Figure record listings
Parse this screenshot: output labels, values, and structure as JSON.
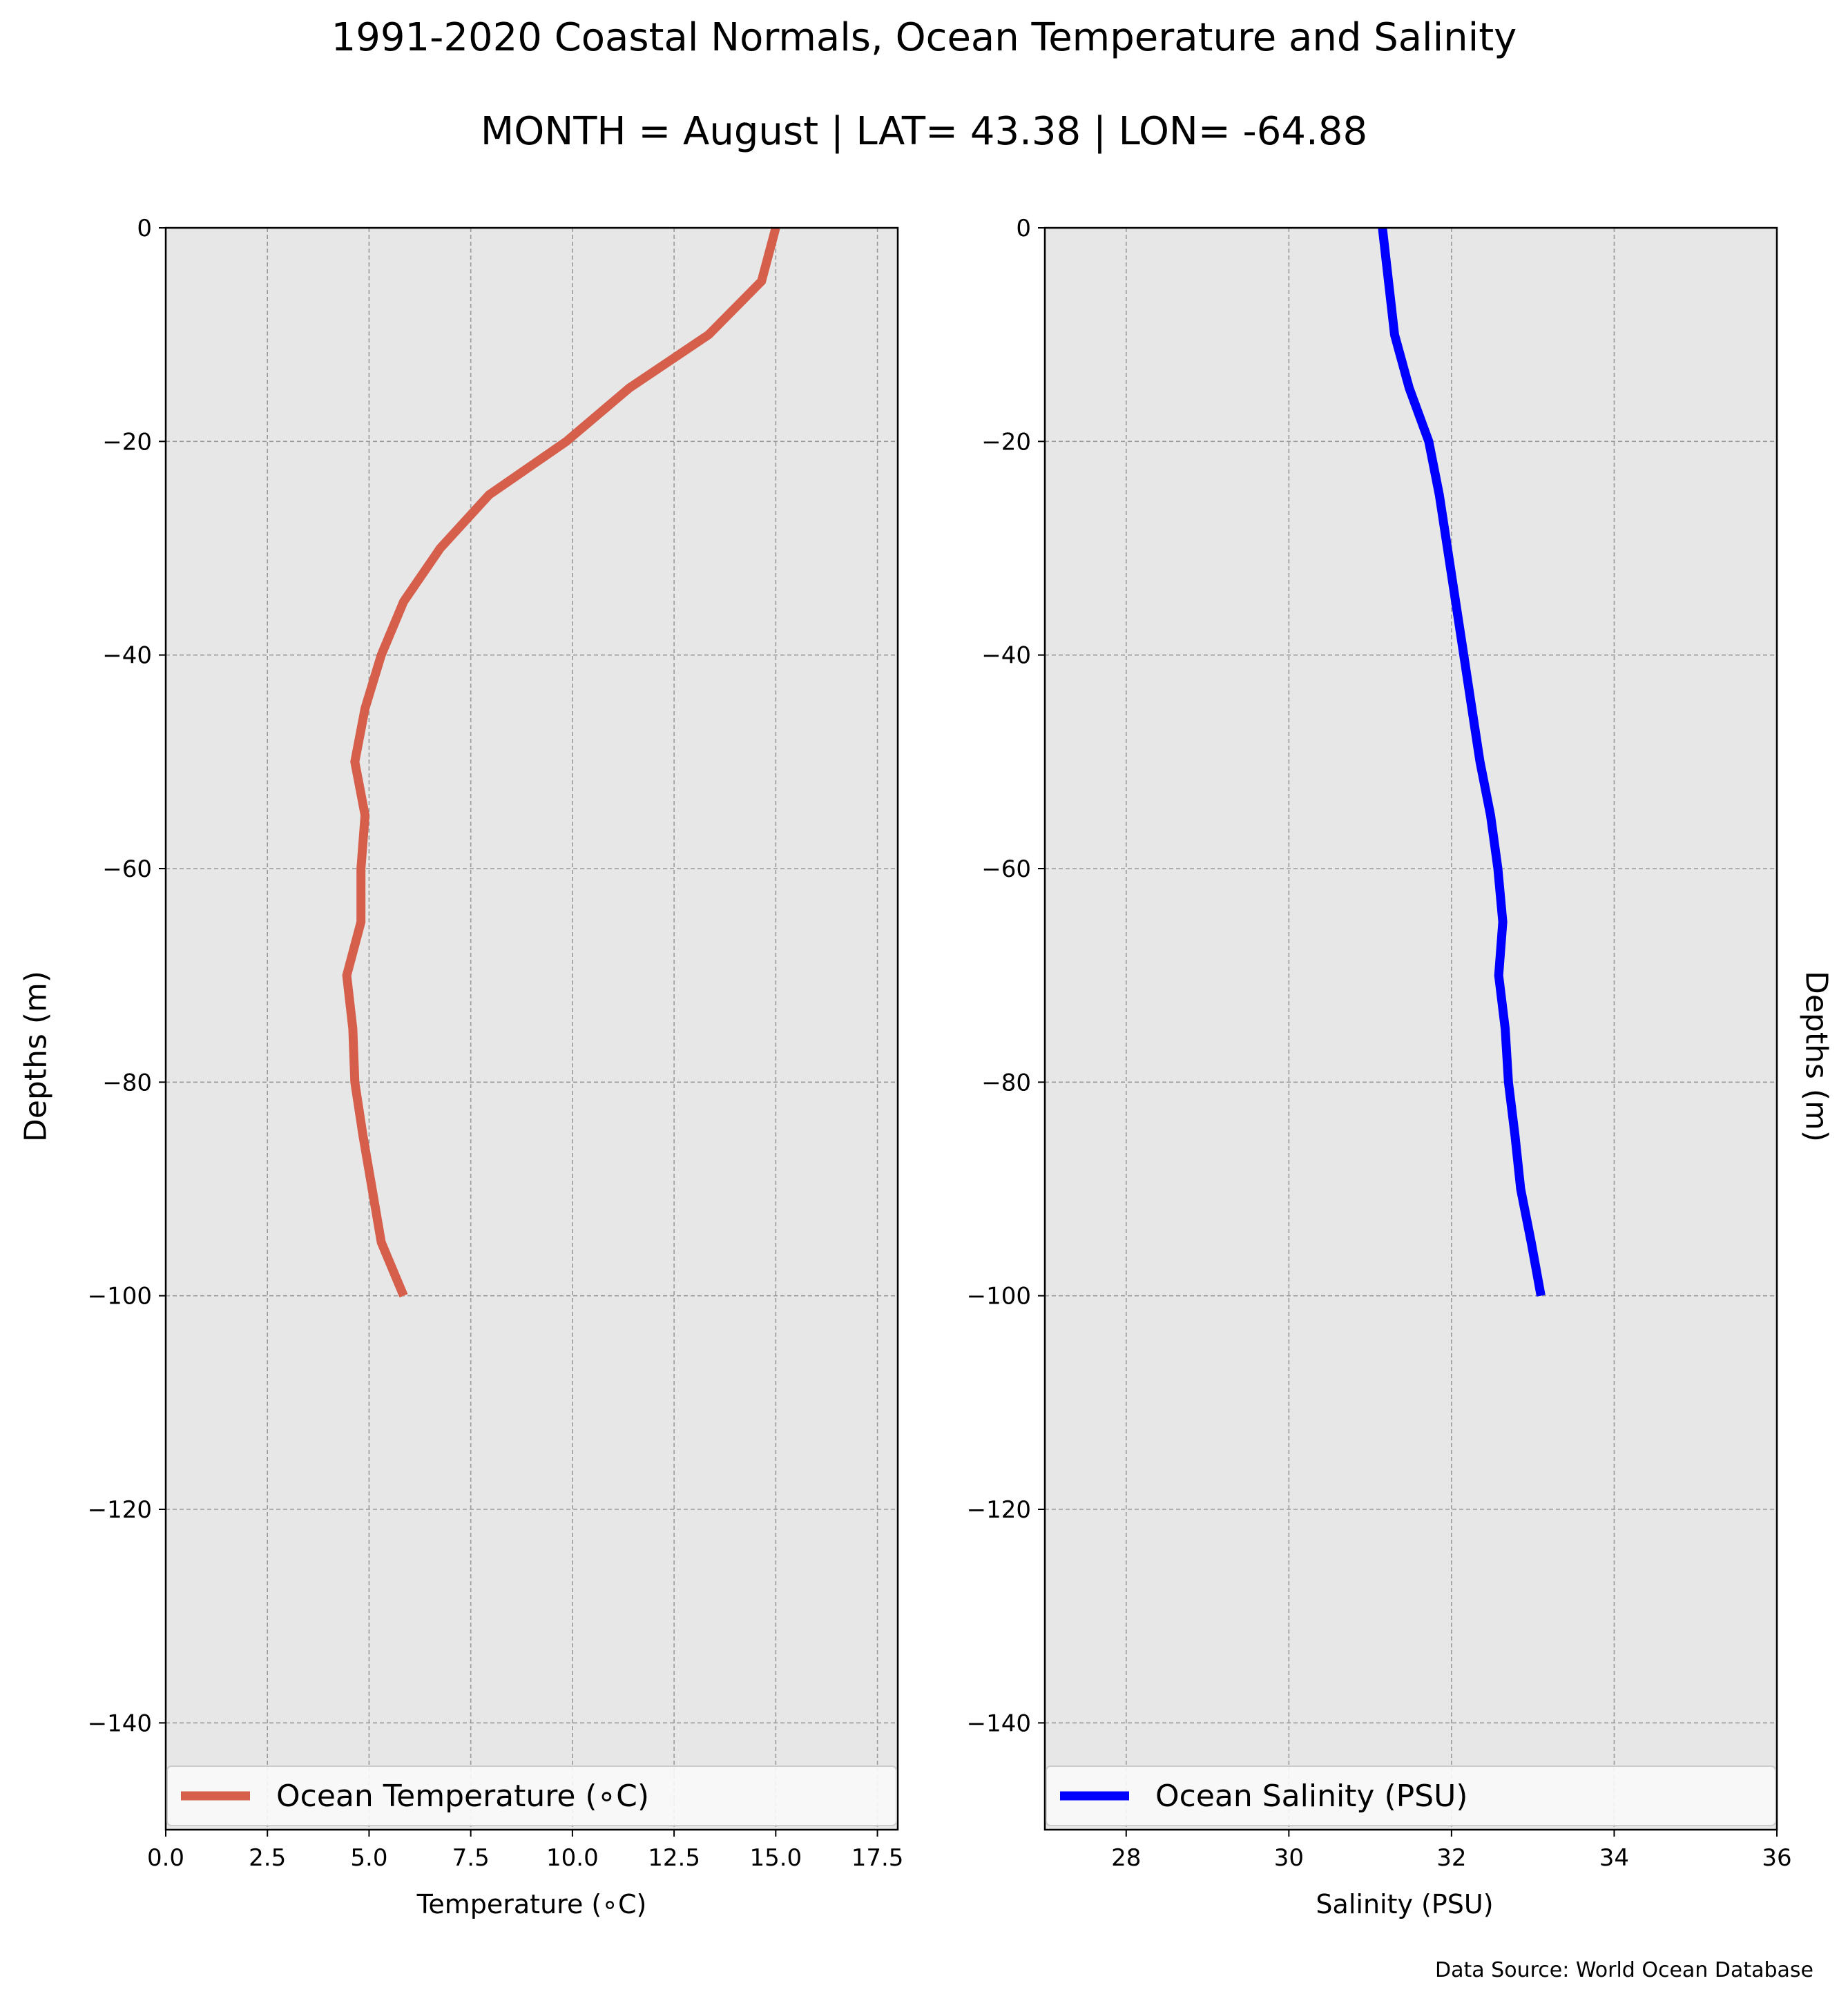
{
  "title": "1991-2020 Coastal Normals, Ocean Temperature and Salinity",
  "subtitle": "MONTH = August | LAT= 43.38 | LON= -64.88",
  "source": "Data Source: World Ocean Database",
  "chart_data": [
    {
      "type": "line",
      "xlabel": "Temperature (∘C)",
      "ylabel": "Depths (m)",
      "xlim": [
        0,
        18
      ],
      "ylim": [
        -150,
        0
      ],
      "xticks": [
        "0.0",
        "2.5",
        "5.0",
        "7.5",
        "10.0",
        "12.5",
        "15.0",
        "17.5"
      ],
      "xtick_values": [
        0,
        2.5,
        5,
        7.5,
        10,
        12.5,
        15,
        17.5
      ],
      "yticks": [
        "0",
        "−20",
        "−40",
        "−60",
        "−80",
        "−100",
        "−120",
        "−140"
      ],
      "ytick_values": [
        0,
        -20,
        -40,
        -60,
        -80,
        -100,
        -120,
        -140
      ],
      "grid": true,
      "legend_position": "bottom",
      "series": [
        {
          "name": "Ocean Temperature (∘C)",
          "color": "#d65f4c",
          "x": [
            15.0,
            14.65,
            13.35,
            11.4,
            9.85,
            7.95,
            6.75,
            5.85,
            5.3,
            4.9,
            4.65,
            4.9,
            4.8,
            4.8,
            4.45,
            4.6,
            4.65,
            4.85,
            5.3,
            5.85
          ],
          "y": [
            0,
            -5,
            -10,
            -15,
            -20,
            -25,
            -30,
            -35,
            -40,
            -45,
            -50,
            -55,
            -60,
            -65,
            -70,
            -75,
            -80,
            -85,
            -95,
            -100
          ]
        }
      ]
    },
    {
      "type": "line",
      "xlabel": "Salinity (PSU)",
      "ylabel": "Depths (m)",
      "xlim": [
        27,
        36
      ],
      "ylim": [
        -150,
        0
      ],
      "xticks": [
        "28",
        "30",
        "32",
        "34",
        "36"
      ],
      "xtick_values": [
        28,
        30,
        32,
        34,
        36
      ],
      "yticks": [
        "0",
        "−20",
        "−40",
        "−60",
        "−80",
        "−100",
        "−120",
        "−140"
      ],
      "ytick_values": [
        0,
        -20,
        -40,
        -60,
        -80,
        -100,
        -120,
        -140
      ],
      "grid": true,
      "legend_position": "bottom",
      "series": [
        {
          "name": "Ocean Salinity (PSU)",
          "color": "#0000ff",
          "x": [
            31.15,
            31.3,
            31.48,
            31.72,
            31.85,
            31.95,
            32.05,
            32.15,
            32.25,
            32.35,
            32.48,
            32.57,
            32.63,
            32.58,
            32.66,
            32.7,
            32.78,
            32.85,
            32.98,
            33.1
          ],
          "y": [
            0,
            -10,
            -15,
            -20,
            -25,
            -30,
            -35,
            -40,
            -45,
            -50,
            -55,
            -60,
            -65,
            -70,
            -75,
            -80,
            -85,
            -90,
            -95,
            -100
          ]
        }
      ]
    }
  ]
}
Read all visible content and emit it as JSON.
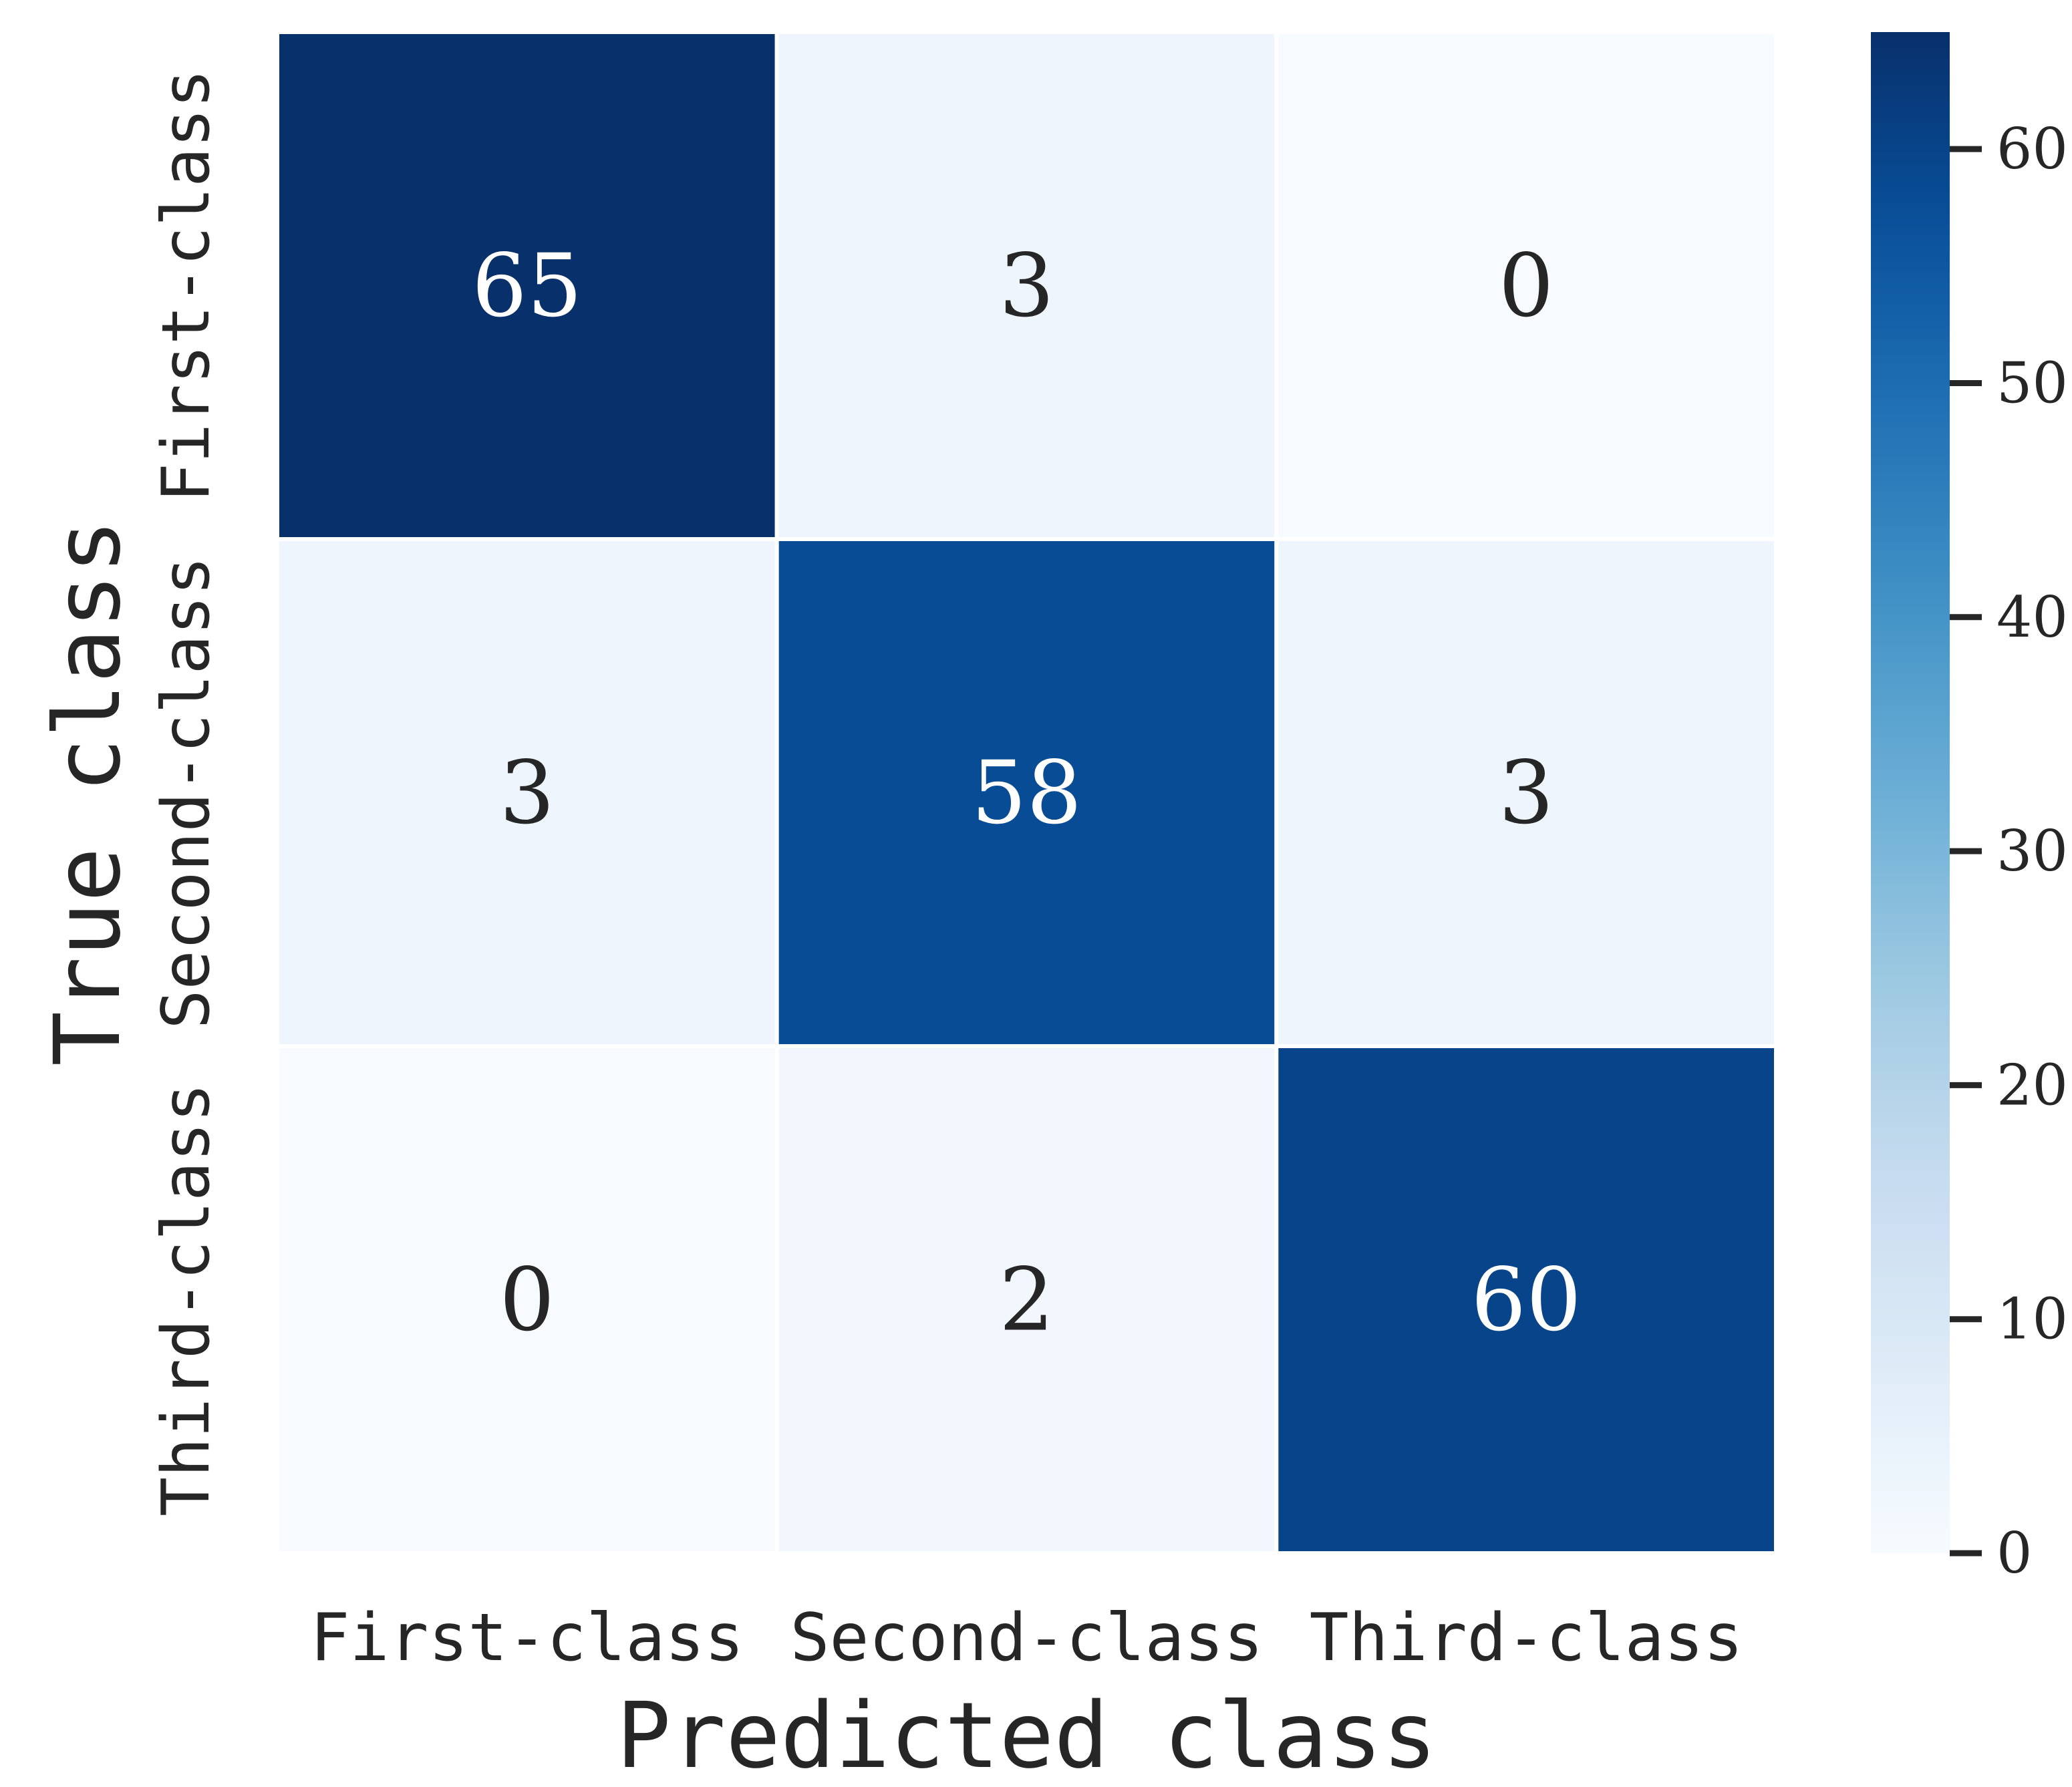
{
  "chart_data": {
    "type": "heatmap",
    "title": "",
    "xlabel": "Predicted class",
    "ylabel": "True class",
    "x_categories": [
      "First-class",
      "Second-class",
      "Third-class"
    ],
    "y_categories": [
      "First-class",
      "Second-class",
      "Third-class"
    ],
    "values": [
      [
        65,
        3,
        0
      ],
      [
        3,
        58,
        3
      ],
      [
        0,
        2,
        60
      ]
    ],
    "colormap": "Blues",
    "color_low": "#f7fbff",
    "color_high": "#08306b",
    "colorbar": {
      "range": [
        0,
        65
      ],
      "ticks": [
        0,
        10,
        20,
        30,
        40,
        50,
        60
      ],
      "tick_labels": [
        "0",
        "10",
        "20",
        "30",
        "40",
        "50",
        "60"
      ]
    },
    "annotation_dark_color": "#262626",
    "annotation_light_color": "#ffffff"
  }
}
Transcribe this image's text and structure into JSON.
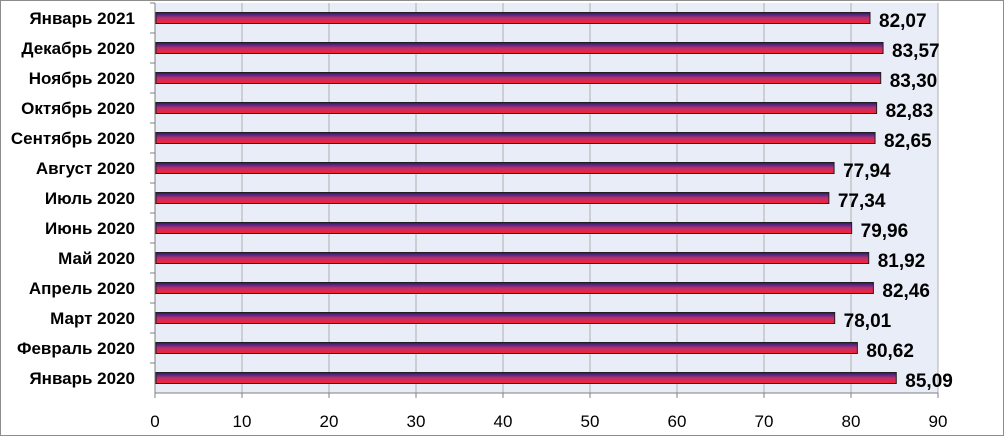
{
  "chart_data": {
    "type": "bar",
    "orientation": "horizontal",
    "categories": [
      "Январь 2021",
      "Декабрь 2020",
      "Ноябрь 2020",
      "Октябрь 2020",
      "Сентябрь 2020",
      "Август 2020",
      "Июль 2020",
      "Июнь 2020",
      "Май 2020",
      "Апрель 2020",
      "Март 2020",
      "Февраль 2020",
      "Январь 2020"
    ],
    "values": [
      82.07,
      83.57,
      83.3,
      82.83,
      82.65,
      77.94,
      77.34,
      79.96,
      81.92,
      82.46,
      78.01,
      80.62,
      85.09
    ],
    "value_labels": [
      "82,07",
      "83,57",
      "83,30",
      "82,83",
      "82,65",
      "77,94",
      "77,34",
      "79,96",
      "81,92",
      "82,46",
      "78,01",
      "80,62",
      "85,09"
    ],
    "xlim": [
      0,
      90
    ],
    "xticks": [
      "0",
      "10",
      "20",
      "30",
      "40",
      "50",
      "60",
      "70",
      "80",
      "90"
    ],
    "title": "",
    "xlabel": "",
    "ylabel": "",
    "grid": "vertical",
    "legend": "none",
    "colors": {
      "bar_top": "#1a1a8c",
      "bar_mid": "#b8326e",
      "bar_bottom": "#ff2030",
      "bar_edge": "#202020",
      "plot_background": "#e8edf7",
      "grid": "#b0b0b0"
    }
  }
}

* [What is being asked]: Omit the pictures and retype exactly the lines from the one with "Transcribe this image's" through the final line, both ends included.

* [Answer to this problem]:
Transcribe this image's text and structure into JSON.
{
  "chart_data": {
    "type": "bar",
    "orientation": "horizontal",
    "categories": [
      "Январь 2021",
      "Декабрь 2020",
      "Ноябрь 2020",
      "Октябрь 2020",
      "Сентябрь 2020",
      "Август 2020",
      "Июль 2020",
      "Июнь 2020",
      "Май 2020",
      "Апрель 2020",
      "Март 2020",
      "Февраль 2020",
      "Январь 2020"
    ],
    "values": [
      82.07,
      83.57,
      83.3,
      82.83,
      82.65,
      77.94,
      77.34,
      79.96,
      81.92,
      82.46,
      78.01,
      80.62,
      85.09
    ],
    "value_labels": [
      "82,07",
      "83,57",
      "83,30",
      "82,83",
      "82,65",
      "77,94",
      "77,34",
      "79,96",
      "81,92",
      "82,46",
      "78,01",
      "80,62",
      "85,09"
    ],
    "xlim": [
      0,
      90
    ],
    "xticks": [
      "0",
      "10",
      "20",
      "30",
      "40",
      "50",
      "60",
      "70",
      "80",
      "90"
    ],
    "title": "",
    "xlabel": "",
    "ylabel": "",
    "grid": "vertical",
    "legend": "none",
    "colors": {
      "bar_top": "#1a1a8c",
      "bar_mid": "#b8326e",
      "bar_bottom": "#ff2030",
      "bar_edge": "#202020",
      "plot_background": "#e8edf7",
      "grid": "#b0b0b0"
    }
  }
}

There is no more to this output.